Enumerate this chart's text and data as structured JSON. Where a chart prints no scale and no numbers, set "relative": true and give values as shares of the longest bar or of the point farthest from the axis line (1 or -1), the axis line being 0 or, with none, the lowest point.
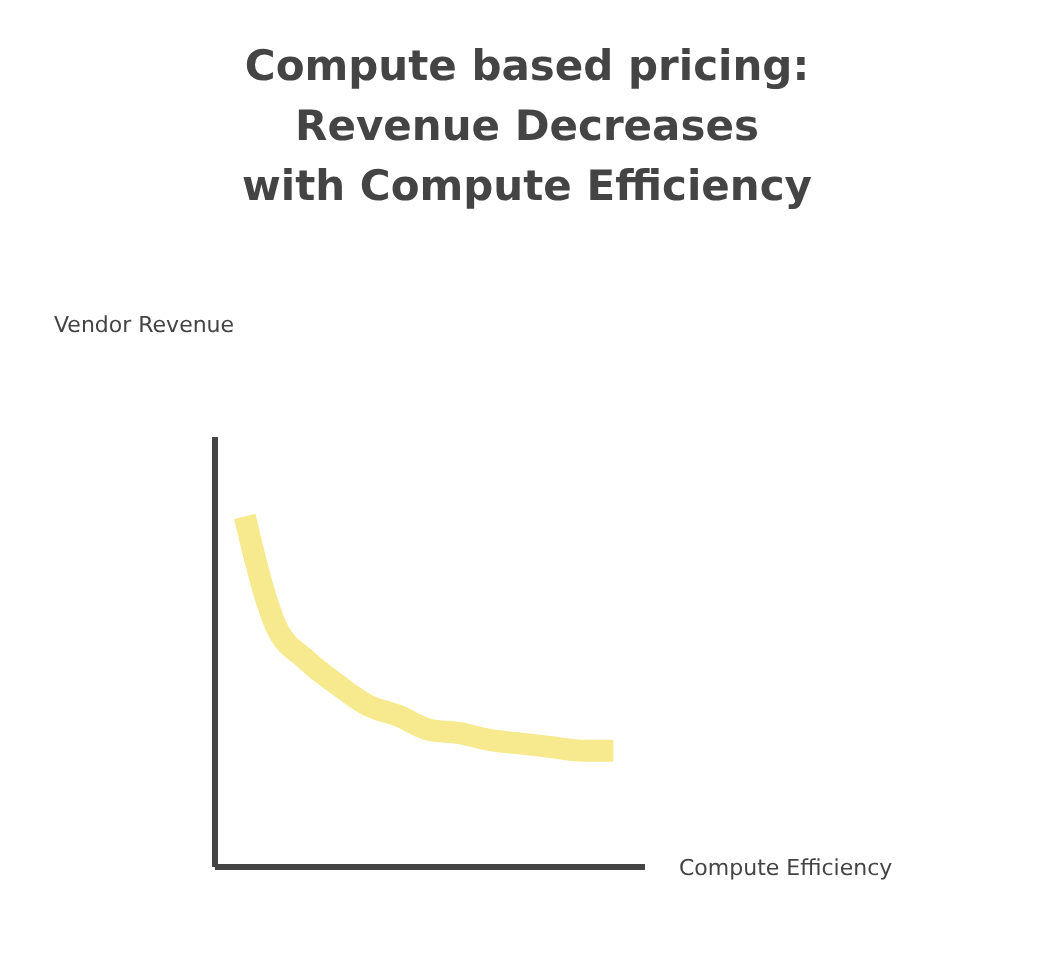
{
  "chart_data": {
    "type": "line",
    "title": "Compute based pricing:\nRevenue Decreases\nwith Compute Efficiency",
    "xlabel": "Compute Efficiency",
    "annotations": [
      "Vendor Revenue"
    ],
    "relative": true,
    "categories": [
      null,
      null,
      null,
      null,
      null,
      null,
      null,
      null,
      null,
      null,
      null,
      null,
      null
    ],
    "series": [
      {
        "color": "#f7e98e",
        "values": [
          1,
          0.69,
          0.59,
          0.52,
          0.46,
          0.43,
          0.39,
          0.38,
          0.36,
          0.35,
          0.34,
          0.33,
          0.33
        ]
      }
    ]
  }
}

**Required work:** Each record must be quoted in full and exactly. Do not include the pictures.

**Written solution:**
Enumerate this chart's text and data as structured JSON. Where a chart prints no scale and no numbers, set "relative": true and give values as shares of the longest bar or of the point farthest from the axis line (1 or -1), the axis line being 0 or, with none, the lowest point.
{
  "chart_data": {
    "type": "line",
    "title": "Compute based pricing:\nRevenue Decreases\nwith Compute Efficiency",
    "xlabel": "Compute Efficiency",
    "annotations": [
      "Vendor Revenue"
    ],
    "relative": true,
    "categories": [
      null,
      null,
      null,
      null,
      null,
      null,
      null,
      null,
      null,
      null,
      null,
      null,
      null
    ],
    "series": [
      {
        "color": "#f7e98e",
        "values": [
          1,
          0.69,
          0.59,
          0.52,
          0.46,
          0.43,
          0.39,
          0.38,
          0.36,
          0.35,
          0.34,
          0.33,
          0.33
        ]
      }
    ]
  }
}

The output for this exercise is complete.